* [Stored data]:
────────────────────

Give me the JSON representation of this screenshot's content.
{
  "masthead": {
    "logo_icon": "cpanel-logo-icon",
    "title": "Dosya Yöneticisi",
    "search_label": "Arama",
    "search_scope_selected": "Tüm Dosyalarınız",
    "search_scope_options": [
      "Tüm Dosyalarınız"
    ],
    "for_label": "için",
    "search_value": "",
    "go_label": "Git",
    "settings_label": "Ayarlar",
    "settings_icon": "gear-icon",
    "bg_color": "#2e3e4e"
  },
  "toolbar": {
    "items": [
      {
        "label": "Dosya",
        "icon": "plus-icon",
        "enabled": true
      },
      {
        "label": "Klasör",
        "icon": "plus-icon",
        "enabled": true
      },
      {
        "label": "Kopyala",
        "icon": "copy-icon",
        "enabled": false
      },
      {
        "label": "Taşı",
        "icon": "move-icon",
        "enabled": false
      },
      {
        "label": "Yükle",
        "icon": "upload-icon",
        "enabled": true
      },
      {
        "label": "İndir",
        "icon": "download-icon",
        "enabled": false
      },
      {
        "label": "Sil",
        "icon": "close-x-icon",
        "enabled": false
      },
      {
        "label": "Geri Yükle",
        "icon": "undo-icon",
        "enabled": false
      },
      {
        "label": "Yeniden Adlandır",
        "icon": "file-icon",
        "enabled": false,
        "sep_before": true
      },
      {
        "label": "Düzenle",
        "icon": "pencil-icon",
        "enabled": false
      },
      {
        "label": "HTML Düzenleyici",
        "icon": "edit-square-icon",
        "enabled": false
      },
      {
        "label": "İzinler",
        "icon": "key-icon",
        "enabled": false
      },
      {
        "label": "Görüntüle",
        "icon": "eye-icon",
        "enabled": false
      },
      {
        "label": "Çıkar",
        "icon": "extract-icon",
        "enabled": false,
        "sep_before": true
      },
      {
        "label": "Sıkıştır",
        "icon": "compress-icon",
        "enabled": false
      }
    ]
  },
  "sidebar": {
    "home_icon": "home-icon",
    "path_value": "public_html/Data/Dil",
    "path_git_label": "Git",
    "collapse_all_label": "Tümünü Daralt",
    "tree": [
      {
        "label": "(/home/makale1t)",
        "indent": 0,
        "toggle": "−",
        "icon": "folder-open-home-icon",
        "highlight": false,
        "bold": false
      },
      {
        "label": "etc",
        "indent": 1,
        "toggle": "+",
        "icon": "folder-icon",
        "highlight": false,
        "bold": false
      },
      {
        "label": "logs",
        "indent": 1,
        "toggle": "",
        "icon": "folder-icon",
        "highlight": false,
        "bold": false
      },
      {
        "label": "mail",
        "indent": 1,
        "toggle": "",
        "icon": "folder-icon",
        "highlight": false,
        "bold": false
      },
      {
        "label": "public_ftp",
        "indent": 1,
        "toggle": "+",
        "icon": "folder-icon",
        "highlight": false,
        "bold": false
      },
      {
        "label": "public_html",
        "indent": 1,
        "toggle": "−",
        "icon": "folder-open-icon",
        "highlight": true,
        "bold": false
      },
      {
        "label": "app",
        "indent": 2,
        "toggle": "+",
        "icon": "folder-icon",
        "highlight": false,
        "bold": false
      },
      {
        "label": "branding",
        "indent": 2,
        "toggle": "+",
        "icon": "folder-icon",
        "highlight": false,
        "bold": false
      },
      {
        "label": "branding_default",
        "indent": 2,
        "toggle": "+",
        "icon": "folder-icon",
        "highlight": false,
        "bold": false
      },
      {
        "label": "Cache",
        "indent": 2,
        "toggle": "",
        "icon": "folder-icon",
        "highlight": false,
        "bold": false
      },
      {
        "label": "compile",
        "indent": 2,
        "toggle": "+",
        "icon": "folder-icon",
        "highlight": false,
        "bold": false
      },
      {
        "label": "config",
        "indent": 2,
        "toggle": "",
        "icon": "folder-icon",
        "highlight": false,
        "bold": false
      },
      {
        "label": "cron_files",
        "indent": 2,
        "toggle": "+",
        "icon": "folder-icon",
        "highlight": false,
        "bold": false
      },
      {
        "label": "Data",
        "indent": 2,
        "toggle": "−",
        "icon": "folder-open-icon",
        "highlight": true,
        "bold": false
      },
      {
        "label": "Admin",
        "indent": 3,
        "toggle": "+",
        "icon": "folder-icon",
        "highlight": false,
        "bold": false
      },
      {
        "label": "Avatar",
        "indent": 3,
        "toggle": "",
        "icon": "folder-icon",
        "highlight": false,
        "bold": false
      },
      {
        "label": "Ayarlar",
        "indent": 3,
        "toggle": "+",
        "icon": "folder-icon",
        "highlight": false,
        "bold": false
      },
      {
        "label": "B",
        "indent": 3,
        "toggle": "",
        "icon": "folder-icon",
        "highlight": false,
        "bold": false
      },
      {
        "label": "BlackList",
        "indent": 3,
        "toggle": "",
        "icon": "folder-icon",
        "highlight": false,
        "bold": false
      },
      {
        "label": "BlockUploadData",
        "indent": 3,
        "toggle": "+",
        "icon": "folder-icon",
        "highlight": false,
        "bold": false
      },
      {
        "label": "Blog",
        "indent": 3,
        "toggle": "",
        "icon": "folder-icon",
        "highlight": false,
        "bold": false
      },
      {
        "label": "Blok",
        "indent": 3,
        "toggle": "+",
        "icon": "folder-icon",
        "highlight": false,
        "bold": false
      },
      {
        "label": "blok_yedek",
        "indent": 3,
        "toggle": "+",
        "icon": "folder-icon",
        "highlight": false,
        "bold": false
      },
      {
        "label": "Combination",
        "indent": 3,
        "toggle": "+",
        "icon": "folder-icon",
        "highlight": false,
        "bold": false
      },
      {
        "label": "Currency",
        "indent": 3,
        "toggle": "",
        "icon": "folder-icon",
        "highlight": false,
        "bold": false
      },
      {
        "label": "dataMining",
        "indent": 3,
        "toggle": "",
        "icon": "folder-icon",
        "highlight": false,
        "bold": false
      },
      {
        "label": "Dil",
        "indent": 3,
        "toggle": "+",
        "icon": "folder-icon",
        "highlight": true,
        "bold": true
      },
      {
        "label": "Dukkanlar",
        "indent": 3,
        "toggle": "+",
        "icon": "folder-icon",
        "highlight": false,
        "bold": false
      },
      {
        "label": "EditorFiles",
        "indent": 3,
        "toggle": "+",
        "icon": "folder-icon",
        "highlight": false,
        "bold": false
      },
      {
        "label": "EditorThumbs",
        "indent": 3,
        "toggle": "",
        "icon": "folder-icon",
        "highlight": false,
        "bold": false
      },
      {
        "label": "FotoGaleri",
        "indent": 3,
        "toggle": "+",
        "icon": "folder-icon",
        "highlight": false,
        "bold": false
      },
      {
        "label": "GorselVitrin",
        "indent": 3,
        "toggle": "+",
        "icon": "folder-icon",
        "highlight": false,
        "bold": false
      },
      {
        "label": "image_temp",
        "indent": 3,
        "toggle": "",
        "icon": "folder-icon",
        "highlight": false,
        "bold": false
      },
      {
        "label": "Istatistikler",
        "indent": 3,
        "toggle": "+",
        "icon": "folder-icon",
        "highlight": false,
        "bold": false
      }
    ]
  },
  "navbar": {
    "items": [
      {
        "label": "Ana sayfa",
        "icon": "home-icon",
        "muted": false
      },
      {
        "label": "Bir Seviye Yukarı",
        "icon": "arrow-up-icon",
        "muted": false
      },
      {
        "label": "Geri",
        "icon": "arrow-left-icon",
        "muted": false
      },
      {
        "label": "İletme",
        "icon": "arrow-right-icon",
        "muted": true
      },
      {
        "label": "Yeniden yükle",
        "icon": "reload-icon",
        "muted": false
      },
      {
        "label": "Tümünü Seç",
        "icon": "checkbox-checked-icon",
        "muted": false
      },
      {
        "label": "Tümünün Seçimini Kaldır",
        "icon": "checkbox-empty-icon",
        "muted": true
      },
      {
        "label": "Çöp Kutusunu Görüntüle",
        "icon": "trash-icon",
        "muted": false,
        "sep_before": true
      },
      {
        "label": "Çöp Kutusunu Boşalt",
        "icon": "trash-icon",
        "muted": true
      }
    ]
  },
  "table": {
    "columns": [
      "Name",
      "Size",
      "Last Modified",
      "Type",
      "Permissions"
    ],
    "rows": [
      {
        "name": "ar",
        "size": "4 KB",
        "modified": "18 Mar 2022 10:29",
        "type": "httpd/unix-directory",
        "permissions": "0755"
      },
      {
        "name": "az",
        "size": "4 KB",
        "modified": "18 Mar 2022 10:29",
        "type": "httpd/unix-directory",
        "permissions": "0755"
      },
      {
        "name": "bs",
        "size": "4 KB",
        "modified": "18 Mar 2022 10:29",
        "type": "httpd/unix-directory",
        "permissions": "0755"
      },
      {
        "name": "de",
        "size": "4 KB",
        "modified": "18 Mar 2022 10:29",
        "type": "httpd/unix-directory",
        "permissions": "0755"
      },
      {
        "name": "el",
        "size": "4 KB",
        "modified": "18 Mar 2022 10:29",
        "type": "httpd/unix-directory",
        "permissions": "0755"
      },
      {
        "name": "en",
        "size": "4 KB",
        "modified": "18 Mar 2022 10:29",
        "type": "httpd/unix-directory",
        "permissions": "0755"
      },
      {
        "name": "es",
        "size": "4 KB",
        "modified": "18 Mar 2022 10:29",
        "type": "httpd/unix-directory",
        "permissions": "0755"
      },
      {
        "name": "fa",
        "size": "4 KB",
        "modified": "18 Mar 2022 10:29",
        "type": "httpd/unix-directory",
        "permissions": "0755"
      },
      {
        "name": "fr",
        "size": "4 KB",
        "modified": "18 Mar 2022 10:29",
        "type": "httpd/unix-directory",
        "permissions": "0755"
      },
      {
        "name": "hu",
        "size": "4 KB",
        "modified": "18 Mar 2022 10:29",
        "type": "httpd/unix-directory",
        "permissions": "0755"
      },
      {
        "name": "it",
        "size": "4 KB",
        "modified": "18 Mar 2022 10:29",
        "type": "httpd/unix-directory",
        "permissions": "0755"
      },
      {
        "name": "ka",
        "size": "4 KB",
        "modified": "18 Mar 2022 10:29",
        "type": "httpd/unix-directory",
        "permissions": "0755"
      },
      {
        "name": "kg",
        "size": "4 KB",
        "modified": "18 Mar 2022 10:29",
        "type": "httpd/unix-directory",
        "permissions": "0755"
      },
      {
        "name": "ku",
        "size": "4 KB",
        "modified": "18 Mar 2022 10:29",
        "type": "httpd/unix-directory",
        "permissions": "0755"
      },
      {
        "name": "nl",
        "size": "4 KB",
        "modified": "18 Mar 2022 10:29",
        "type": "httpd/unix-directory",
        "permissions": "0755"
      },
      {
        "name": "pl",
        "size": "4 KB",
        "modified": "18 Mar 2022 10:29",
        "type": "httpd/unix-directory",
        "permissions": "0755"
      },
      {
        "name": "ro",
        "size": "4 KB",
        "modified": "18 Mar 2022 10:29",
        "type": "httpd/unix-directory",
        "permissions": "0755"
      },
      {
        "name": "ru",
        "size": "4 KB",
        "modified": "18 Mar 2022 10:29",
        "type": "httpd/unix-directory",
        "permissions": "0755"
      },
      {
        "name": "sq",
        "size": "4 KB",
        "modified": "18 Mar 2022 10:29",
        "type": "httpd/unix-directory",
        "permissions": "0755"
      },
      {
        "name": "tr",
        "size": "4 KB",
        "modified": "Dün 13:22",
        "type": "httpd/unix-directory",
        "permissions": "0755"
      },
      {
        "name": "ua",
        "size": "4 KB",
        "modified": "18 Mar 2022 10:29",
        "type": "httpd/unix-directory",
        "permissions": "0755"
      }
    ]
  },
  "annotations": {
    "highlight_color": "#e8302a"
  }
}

────────────────────

* [WHAT NEEDS TO BE DONE]:
Copy, from the material, each line that holds the string "Görüntüle".

* [RESULT OF THE EXERCISE]:
        "label": "Görüntüle",
        "label": "Çöp Kutusunu Görüntüle",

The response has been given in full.